Saved data entries
____

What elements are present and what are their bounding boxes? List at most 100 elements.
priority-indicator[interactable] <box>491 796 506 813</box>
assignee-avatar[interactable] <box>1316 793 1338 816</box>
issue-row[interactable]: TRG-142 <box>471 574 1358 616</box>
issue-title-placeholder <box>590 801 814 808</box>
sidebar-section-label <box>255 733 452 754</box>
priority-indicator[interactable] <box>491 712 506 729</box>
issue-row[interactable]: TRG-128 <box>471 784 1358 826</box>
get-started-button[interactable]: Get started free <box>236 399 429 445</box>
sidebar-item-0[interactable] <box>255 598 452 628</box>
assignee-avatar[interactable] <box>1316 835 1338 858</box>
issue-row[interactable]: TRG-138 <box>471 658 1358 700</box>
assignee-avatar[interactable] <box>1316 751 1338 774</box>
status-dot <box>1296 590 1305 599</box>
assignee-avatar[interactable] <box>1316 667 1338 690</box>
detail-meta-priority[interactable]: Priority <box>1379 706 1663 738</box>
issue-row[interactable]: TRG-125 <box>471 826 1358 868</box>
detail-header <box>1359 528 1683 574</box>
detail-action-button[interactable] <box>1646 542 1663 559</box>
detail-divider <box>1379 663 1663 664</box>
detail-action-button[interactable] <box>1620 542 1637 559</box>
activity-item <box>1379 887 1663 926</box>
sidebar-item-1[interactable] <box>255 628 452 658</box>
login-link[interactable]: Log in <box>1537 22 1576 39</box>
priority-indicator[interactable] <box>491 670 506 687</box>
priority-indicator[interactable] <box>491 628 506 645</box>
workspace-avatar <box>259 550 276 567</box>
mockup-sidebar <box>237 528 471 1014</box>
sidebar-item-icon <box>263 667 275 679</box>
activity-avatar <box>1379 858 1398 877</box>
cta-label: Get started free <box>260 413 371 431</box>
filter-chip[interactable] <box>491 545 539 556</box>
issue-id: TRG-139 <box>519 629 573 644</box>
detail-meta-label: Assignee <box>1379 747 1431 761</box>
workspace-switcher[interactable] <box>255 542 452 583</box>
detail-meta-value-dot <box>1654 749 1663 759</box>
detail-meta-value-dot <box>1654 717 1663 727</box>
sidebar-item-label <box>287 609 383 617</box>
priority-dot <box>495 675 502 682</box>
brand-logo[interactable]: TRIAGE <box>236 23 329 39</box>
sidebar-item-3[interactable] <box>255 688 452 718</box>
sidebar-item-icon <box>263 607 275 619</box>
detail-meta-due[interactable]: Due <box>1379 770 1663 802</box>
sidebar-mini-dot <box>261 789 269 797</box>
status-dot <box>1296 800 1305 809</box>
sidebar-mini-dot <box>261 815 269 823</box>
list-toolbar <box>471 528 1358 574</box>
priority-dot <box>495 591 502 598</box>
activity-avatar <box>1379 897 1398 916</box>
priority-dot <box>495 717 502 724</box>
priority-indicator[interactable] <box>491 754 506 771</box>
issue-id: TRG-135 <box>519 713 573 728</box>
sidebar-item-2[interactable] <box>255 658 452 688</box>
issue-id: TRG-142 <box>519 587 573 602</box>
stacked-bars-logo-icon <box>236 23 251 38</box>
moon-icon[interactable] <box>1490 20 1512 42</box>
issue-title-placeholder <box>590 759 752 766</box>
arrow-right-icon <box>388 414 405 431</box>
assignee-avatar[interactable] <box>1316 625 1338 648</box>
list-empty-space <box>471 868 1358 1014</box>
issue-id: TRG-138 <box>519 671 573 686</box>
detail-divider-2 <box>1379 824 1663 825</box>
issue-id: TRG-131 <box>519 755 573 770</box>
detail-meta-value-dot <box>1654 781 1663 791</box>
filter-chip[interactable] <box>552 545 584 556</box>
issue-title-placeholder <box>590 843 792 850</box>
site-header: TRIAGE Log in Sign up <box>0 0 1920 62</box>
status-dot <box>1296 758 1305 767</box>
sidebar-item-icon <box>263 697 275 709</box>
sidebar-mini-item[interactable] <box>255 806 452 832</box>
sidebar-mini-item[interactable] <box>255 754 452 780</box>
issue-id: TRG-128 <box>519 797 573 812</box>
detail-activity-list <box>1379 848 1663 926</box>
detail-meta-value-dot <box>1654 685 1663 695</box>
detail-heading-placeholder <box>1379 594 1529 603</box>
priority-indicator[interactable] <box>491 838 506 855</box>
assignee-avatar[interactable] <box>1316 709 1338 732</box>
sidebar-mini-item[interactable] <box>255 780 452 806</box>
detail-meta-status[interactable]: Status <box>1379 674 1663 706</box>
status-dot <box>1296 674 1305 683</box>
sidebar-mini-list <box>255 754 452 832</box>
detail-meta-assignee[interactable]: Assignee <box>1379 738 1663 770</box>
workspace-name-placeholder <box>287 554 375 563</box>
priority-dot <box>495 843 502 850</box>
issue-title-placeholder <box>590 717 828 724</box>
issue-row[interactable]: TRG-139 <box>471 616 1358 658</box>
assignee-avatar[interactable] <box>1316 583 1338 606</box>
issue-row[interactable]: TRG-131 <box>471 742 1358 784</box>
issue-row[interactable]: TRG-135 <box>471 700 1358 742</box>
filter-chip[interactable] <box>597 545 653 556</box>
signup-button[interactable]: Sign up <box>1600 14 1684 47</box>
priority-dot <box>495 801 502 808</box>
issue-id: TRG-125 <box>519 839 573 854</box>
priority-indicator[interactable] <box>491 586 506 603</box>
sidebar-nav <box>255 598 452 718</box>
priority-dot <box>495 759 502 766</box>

____

Set exercise: Copy out these lines exactly, covering all of the records.

Complete answer:
What elements are present and what are their bounding boxes? List at most 100 elements.
priority-indicator[interactable] <box>491 796 506 813</box>
assignee-avatar[interactable] <box>1316 793 1338 816</box>
issue-row[interactable]: TRG-142 <box>471 574 1358 616</box>
issue-title-placeholder <box>590 801 814 808</box>
sidebar-section-label <box>255 733 452 754</box>
priority-indicator[interactable] <box>491 712 506 729</box>
issue-row[interactable]: TRG-128 <box>471 784 1358 826</box>
get-started-button[interactable]: Get started free <box>236 399 429 445</box>
sidebar-item-0[interactable] <box>255 598 452 628</box>
assignee-avatar[interactable] <box>1316 835 1338 858</box>
issue-row[interactable]: TRG-138 <box>471 658 1358 700</box>
assignee-avatar[interactable] <box>1316 751 1338 774</box>
status-dot <box>1296 590 1305 599</box>
assignee-avatar[interactable] <box>1316 667 1338 690</box>
detail-meta-priority[interactable]: Priority <box>1379 706 1663 738</box>
issue-row[interactable]: TRG-125 <box>471 826 1358 868</box>
detail-header <box>1359 528 1683 574</box>
detail-action-button[interactable] <box>1646 542 1663 559</box>
detail-divider <box>1379 663 1663 664</box>
detail-action-button[interactable] <box>1620 542 1637 559</box>
activity-item <box>1379 887 1663 926</box>
sidebar-item-1[interactable] <box>255 628 452 658</box>
login-link[interactable]: Log in <box>1537 22 1576 39</box>
priority-indicator[interactable] <box>491 670 506 687</box>
priority-indicator[interactable] <box>491 628 506 645</box>
workspace-avatar <box>259 550 276 567</box>
mockup-sidebar <box>237 528 471 1014</box>
sidebar-item-icon <box>263 667 275 679</box>
activity-avatar <box>1379 858 1398 877</box>
cta-label: Get started free <box>260 413 371 431</box>
filter-chip[interactable] <box>491 545 539 556</box>
issue-id: TRG-139 <box>519 629 573 644</box>
detail-meta-label: Assignee <box>1379 747 1431 761</box>
workspace-switcher[interactable] <box>255 542 452 583</box>
detail-meta-value-dot <box>1654 749 1663 759</box>
detail-meta-value-dot <box>1654 717 1663 727</box>
sidebar-item-label <box>287 609 383 617</box>
priority-dot <box>495 675 502 682</box>
brand-logo[interactable]: TRIAGE <box>236 23 329 39</box>
sidebar-item-3[interactable] <box>255 688 452 718</box>
sidebar-item-icon <box>263 607 275 619</box>
detail-meta-due[interactable]: Due <box>1379 770 1663 802</box>
sidebar-mini-dot <box>261 789 269 797</box>
status-dot <box>1296 800 1305 809</box>
sidebar-mini-dot <box>261 815 269 823</box>
list-toolbar <box>471 528 1358 574</box>
priority-dot <box>495 591 502 598</box>
activity-avatar <box>1379 897 1398 916</box>
priority-dot <box>495 717 502 724</box>
priority-indicator[interactable] <box>491 754 506 771</box>
issue-id: TRG-135 <box>519 713 573 728</box>
sidebar-item-2[interactable] <box>255 658 452 688</box>
issue-id: TRG-142 <box>519 587 573 602</box>
stacked-bars-logo-icon <box>236 23 251 38</box>
moon-icon[interactable] <box>1490 20 1512 42</box>
issue-title-placeholder <box>590 759 752 766</box>
arrow-right-icon <box>388 414 405 431</box>
assignee-avatar[interactable] <box>1316 625 1338 648</box>
list-empty-space <box>471 868 1358 1014</box>
issue-id: TRG-138 <box>519 671 573 686</box>
detail-divider-2 <box>1379 824 1663 825</box>
issue-id: TRG-131 <box>519 755 573 770</box>
detail-meta-value-dot <box>1654 781 1663 791</box>
filter-chip[interactable] <box>552 545 584 556</box>
issue-title-placeholder <box>590 843 792 850</box>
site-header: TRIAGE Log in Sign up <box>0 0 1920 62</box>
status-dot <box>1296 758 1305 767</box>
sidebar-item-icon <box>263 697 275 709</box>
sidebar-mini-item[interactable] <box>255 806 452 832</box>
sidebar-mini-item[interactable] <box>255 754 452 780</box>
issue-id: TRG-128 <box>519 797 573 812</box>
detail-activity-list <box>1379 848 1663 926</box>
detail-meta-value-dot <box>1654 685 1663 695</box>
detail-heading-placeholder <box>1379 594 1529 603</box>
priority-indicator[interactable] <box>491 838 506 855</box>
assignee-avatar[interactable] <box>1316 709 1338 732</box>
sidebar-mini-item[interactable] <box>255 780 452 806</box>
detail-meta-status[interactable]: Status <box>1379 674 1663 706</box>
status-dot <box>1296 674 1305 683</box>
sidebar-mini-list <box>255 754 452 832</box>
detail-meta-assignee[interactable]: Assignee <box>1379 738 1663 770</box>
workspace-name-placeholder <box>287 554 375 563</box>
priority-dot <box>495 843 502 850</box>
issue-title-placeholder <box>590 717 828 724</box>
issue-row[interactable]: TRG-139 <box>471 616 1358 658</box>
assignee-avatar[interactable] <box>1316 583 1338 606</box>
issue-row[interactable]: TRG-131 <box>471 742 1358 784</box>
issue-row[interactable]: TRG-135 <box>471 700 1358 742</box>
filter-chip[interactable] <box>597 545 653 556</box>
signup-button[interactable]: Sign up <box>1600 14 1684 47</box>
priority-dot <box>495 801 502 808</box>
issue-id: TRG-125 <box>519 839 573 854</box>
priority-indicator[interactable] <box>491 586 506 603</box>
sidebar-nav <box>255 598 452 718</box>
priority-dot <box>495 759 502 766</box>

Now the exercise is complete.